Goal of the exercise —
Transcribe the stretch of the items from their first line through the line containing "- add-source-button[interactable]: 添加来源: [302, 133, 389, 162]", character for character.
>> Start The records
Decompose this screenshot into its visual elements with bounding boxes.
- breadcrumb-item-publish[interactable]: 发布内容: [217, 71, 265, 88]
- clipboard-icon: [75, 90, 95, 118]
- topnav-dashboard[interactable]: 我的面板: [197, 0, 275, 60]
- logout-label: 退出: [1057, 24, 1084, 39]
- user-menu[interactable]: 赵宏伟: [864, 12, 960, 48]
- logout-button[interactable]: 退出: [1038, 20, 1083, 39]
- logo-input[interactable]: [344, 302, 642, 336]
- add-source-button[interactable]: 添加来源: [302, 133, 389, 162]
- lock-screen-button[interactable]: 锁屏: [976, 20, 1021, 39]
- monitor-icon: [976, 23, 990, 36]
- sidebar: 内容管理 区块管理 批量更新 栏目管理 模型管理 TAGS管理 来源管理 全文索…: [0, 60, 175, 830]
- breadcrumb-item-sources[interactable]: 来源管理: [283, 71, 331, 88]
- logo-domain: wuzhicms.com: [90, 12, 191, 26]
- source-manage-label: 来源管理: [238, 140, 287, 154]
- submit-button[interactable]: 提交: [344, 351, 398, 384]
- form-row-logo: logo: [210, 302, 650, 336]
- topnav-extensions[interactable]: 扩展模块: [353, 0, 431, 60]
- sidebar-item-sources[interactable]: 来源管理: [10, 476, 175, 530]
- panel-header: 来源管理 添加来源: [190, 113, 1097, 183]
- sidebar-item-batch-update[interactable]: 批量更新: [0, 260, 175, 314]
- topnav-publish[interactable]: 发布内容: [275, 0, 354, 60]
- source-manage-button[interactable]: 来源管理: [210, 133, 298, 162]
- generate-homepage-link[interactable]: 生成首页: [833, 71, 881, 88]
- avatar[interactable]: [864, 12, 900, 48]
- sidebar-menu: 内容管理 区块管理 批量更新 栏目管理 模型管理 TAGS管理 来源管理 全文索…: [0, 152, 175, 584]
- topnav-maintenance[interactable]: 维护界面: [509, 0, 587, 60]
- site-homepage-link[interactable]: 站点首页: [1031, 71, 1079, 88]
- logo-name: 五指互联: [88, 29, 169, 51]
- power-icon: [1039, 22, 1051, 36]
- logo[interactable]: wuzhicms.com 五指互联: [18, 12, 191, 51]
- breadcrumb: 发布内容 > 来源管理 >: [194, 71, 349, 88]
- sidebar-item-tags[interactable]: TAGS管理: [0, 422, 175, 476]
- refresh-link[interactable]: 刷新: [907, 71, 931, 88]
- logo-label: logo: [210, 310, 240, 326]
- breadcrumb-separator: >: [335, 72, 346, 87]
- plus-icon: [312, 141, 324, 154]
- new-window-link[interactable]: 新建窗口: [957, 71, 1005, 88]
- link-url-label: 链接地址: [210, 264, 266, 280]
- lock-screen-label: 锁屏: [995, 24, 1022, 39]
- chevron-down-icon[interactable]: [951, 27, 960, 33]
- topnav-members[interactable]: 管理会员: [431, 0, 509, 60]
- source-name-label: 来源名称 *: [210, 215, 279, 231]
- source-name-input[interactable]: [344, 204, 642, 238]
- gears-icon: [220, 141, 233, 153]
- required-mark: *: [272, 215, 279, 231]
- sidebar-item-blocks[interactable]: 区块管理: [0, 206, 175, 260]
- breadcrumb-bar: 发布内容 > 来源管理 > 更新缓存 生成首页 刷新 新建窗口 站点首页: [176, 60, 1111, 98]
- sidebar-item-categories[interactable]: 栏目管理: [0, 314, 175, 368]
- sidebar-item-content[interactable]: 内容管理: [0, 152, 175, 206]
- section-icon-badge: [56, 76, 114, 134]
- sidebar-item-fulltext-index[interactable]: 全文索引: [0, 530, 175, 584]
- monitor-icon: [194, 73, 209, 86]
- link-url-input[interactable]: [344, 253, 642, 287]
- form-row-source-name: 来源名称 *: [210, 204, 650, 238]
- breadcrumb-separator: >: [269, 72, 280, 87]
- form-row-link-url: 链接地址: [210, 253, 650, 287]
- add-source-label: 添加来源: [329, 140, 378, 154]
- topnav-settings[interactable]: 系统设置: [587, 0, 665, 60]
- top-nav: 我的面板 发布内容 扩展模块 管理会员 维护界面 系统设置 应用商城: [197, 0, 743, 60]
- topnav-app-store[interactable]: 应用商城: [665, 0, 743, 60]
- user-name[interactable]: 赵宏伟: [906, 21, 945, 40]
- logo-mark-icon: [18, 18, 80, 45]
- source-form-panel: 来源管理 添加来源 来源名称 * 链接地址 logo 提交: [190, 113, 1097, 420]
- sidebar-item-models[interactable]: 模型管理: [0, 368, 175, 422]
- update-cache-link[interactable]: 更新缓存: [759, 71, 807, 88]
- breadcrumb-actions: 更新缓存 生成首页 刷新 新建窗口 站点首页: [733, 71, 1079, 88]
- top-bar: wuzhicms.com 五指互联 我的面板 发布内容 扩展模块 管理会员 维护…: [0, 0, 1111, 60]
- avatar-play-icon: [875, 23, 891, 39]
>> End The records
Response to this exercise —
Decompose this screenshot into its visual elements with bounding boxes.
- breadcrumb-item-publish[interactable]: 发布内容: [217, 71, 265, 88]
- clipboard-icon: [75, 90, 95, 118]
- topnav-dashboard[interactable]: 我的面板: [197, 0, 275, 60]
- logout-label: 退出: [1057, 24, 1084, 39]
- user-menu[interactable]: 赵宏伟: [864, 12, 960, 48]
- logout-button[interactable]: 退出: [1038, 20, 1083, 39]
- logo-input[interactable]: [344, 302, 642, 336]
- add-source-button[interactable]: 添加来源: [302, 133, 389, 162]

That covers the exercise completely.